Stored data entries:

▼

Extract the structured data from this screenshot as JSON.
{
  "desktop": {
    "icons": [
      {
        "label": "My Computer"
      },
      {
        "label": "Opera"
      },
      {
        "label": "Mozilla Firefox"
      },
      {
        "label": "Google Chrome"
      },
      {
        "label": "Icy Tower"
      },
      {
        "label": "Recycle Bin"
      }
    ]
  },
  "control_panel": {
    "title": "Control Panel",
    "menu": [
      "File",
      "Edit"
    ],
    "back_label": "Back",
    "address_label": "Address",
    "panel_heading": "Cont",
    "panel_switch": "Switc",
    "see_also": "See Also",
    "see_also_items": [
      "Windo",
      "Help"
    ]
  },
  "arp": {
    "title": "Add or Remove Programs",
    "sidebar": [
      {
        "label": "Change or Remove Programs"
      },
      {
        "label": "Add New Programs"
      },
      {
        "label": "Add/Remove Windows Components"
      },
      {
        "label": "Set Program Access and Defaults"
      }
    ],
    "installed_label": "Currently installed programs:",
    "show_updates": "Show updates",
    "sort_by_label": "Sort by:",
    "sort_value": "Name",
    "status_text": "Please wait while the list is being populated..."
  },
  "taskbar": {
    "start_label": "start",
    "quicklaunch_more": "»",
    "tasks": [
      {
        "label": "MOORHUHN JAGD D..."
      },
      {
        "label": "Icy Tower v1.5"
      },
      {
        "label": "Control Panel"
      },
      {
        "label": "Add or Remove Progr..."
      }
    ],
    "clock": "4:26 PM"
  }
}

▲

Copy all of the data exactly.

Extract the structured data from this screenshot as JSON.
{
  "desktop": {
    "icons": [
      {
        "label": "My Computer"
      },
      {
        "label": "Opera"
      },
      {
        "label": "Mozilla Firefox"
      },
      {
        "label": "Google Chrome"
      },
      {
        "label": "Icy Tower"
      },
      {
        "label": "Recycle Bin"
      }
    ]
  },
  "control_panel": {
    "title": "Control Panel",
    "menu": [
      "File",
      "Edit"
    ],
    "back_label": "Back",
    "address_label": "Address",
    "panel_heading": "Cont",
    "panel_switch": "Switc",
    "see_also": "See Also",
    "see_also_items": [
      "Windo",
      "Help"
    ]
  },
  "arp": {
    "title": "Add or Remove Programs",
    "sidebar": [
      {
        "label": "Change or Remove Programs"
      },
      {
        "label": "Add New Programs"
      },
      {
        "label": "Add/Remove Windows Components"
      },
      {
        "label": "Set Program Access and Defaults"
      }
    ],
    "installed_label": "Currently installed programs:",
    "show_updates": "Show updates",
    "sort_by_label": "Sort by:",
    "sort_value": "Name",
    "status_text": "Please wait while the list is being populated..."
  },
  "taskbar": {
    "start_label": "start",
    "quicklaunch_more": "»",
    "tasks": [
      {
        "label": "MOORHUHN JAGD D..."
      },
      {
        "label": "Icy Tower v1.5"
      },
      {
        "label": "Control Panel"
      },
      {
        "label": "Add or Remove Progr..."
      }
    ],
    "clock": "4:26 PM"
  }
}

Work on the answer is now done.